What the exercise asks: Your answer should be one number: how many lines of the records hold the string "name".

Data for the task:
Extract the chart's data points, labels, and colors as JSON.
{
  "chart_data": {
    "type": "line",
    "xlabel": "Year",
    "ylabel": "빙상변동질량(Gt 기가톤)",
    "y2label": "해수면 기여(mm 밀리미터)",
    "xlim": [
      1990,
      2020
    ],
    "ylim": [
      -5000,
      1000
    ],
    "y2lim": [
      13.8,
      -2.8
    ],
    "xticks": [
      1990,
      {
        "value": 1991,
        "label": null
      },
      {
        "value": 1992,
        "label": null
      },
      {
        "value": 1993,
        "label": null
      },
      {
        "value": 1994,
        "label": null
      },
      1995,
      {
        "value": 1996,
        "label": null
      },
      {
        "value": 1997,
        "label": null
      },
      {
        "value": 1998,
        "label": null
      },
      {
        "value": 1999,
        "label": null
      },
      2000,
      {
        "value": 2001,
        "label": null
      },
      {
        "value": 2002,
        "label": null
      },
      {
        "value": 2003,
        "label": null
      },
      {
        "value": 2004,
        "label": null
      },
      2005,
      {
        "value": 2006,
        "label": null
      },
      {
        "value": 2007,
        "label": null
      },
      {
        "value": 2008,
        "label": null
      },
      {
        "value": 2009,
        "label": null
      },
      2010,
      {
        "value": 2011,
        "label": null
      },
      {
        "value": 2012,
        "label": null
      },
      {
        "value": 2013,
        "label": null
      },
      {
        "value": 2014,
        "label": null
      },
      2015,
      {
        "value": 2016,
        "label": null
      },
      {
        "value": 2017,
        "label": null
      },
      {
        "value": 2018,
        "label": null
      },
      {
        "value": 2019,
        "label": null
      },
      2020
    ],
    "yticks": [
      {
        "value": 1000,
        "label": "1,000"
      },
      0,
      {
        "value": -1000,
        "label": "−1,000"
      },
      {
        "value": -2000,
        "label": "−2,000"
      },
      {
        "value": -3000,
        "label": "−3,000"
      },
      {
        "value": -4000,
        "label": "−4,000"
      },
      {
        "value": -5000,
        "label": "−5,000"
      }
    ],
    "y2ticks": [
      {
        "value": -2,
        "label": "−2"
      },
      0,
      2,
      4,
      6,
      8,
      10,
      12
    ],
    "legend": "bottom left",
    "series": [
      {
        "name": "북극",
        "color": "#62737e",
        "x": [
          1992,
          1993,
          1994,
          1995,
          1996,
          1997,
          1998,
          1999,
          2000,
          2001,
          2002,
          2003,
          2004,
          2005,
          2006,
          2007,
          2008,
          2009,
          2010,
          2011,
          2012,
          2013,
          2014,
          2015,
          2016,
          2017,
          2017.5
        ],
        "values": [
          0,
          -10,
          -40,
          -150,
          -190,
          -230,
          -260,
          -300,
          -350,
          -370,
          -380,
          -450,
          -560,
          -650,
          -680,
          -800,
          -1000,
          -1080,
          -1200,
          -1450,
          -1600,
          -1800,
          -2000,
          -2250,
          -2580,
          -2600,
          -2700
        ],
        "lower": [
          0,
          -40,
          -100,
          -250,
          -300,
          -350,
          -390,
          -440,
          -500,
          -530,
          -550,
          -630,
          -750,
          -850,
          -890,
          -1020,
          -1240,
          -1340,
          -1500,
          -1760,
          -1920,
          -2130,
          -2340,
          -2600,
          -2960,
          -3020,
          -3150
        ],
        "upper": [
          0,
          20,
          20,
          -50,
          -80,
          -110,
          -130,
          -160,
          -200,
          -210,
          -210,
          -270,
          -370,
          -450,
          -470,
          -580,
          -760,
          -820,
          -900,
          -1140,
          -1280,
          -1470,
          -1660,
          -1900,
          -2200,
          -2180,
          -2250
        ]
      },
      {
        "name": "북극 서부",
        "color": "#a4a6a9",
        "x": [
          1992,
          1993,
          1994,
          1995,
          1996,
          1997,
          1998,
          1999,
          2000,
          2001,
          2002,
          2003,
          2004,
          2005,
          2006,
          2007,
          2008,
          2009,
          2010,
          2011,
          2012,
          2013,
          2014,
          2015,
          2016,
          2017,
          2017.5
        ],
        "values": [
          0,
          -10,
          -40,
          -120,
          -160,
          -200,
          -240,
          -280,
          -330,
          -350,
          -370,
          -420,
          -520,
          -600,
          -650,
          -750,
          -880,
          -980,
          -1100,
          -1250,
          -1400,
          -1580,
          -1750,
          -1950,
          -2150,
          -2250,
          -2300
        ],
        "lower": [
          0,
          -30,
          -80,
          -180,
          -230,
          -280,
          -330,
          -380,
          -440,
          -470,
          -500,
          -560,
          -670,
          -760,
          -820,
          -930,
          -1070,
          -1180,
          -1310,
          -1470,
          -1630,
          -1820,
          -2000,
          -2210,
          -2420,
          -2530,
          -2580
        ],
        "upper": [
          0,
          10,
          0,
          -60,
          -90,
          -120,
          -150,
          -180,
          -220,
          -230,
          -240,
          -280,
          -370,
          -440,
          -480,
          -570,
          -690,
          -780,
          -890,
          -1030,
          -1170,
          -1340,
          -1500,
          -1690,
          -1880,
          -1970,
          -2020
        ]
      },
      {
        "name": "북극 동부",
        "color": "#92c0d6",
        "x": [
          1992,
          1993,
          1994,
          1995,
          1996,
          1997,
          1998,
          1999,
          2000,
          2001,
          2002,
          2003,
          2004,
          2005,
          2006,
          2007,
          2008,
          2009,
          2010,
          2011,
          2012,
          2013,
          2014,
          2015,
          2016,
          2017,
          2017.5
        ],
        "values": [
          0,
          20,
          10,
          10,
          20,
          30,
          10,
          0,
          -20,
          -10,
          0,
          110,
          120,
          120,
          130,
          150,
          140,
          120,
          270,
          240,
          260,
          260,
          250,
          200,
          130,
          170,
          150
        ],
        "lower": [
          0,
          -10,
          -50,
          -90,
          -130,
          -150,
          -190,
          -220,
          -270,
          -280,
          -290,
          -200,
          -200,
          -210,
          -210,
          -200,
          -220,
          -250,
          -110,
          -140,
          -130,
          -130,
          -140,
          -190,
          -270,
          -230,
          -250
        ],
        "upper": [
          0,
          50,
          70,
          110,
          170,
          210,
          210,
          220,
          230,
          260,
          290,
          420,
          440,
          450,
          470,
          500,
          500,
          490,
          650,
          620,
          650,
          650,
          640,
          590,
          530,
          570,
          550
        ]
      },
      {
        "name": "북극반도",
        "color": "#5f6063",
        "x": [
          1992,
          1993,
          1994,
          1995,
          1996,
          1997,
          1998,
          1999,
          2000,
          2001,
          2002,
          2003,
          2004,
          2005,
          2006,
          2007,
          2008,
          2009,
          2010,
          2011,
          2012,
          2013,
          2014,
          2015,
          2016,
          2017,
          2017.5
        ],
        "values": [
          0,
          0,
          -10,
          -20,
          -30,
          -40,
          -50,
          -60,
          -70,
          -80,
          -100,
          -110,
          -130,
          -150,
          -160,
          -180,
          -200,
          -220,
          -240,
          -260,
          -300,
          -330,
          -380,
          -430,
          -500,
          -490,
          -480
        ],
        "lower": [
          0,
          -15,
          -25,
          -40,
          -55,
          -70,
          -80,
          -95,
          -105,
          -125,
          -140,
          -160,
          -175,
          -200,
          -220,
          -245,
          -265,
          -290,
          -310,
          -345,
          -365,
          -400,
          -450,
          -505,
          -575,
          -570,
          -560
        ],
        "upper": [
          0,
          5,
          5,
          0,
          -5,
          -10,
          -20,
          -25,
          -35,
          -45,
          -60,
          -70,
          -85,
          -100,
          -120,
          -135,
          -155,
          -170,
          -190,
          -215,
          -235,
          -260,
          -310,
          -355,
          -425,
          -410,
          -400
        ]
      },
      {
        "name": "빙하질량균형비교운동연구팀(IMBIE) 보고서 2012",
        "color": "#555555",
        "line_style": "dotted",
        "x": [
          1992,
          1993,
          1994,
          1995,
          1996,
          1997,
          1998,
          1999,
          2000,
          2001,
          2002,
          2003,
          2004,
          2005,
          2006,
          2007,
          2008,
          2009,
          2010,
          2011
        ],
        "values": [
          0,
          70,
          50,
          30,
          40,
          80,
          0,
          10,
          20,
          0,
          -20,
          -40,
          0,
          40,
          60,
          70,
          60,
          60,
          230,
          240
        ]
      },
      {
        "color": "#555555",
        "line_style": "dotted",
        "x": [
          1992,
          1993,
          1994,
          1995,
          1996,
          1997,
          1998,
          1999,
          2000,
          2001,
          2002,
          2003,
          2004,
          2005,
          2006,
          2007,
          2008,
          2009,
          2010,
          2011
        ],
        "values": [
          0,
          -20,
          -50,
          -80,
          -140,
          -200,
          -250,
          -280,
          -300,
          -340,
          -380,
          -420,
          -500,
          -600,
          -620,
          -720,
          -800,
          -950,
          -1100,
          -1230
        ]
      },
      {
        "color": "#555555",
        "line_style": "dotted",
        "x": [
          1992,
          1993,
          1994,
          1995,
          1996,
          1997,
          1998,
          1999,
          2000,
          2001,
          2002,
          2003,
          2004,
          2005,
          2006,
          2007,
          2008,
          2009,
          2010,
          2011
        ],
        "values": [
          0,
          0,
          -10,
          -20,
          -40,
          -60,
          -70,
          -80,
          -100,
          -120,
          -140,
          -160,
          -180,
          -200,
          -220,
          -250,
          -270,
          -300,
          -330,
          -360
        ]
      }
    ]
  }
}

Solution to this problem: 5